-- WHAT IS REQUIRED --
Extract the full listing below without altering a single character.

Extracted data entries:
------------------------------------------------------------
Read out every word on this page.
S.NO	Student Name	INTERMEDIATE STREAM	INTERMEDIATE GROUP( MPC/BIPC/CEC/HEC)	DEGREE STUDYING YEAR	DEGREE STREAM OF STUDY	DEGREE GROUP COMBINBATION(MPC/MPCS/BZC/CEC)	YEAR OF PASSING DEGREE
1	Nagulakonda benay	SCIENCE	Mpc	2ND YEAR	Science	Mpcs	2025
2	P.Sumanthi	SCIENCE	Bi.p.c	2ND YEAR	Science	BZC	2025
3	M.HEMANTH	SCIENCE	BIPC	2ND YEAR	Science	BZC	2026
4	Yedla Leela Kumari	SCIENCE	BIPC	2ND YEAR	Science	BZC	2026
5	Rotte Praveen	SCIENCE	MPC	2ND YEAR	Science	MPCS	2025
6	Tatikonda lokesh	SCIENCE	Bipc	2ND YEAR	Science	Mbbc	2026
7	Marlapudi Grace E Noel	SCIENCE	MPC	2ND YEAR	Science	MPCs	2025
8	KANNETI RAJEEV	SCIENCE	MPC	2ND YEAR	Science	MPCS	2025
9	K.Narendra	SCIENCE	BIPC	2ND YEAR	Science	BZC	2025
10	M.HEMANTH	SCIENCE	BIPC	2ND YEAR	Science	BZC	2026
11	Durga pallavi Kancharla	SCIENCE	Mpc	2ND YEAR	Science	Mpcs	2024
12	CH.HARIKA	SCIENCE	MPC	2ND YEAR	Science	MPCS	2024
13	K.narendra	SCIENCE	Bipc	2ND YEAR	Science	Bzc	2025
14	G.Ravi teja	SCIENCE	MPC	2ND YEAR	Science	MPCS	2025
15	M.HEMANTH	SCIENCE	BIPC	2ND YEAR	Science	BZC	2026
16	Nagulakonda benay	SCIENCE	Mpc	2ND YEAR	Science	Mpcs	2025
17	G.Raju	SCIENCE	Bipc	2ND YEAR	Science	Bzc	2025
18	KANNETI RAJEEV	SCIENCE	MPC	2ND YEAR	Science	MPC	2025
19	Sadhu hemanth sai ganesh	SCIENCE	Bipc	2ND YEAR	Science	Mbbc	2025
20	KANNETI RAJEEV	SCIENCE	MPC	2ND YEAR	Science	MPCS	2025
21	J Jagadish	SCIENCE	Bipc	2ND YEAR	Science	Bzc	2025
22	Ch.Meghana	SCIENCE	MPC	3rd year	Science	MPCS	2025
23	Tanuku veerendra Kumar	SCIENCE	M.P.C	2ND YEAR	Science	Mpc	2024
------------------------------------------------------------
-- CORRECT OUTPUT --
Read out every word on this page.
S.NO	Student Name	INTERMEDIATE STREAM	INTERMEDIATE GROUP( MPC/BIPC/CEC/HEC)	DEGREE STUDYING YEAR	DEGREE STREAM OF STUDY	DEGREE GROUP COMBINBATION(MPC/MPCS/BZC/CEC)	YEAR OF PASSING DEGREE
1	Nagulakonda benay	SCIENCE	Mpc	2ND YEAR	Science	Mpcs	2025
2	P.Sumanthi	SCIENCE	Bi.p.c	2ND YEAR	Science	BZC	2025
3	M.HEMANTH	SCIENCE	BIPC	2ND YEAR	Science	BZC	2026
4	Yedla Leela Kumari	SCIENCE	BIPC	2ND YEAR	Science	BZC	2026
5	Rotte Praveen	SCIENCE	MPC	2ND YEAR	Science	MPCS	2025
6	Tatikonda lokesh	SCIENCE	Bipc	2ND YEAR	Science	Mbbc	2026
7	Marlapudi Grace E Noel	SCIENCE	MPC	2ND YEAR	Science	MPCs	2025
8	KANNETI RAJEEV	SCIENCE	MPC	2ND YEAR	Science	MPCS	2025
9	K.Narendra	SCIENCE	BIPC	2ND YEAR	Science	BZC	2025
10	M.HEMANTH	SCIENCE	BIPC	2ND YEAR	Science	BZC	2026
11	Durga pallavi Kancharla	SCIENCE	Mpc	2ND YEAR	Science	Mpcs	2024
12	CH.HARIKA	SCIENCE	MPC	2ND YEAR	Science	MPCS	2024
13	K.narendra	SCIENCE	Bipc	2ND YEAR	Science	Bzc	2025
14	G.Ravi teja	SCIENCE	MPC	2ND YEAR	Science	MPCS	2025
15	M.HEMANTH	SCIENCE	BIPC	2ND YEAR	Science	BZC	2026
16	Nagulakonda benay	SCIENCE	Mpc	2ND YEAR	Science	Mpcs	2025
17	G.Raju	SCIENCE	Bipc	2ND YEAR	Science	Bzc	2025
18	KANNETI RAJEEV	SCIENCE	MPC	2ND YEAR	Science	MPC	2025
19	Sadhu hemanth sai ganesh	SCIENCE	Bipc	2ND YEAR	Science	Mbbc	2025
20	KANNETI RAJEEV	SCIENCE	MPC	2ND YEAR	Science	MPCS	2025
21	J Jagadish	SCIENCE	Bipc	2ND YEAR	Science	Bzc	2025
22	Ch.Meghana	SCIENCE	MPC	3rd year	Science	MPCS	2025
23	Tanuku veerendra Kumar	SCIENCE	M.P.C	2ND YEAR	Science	Mpc	2024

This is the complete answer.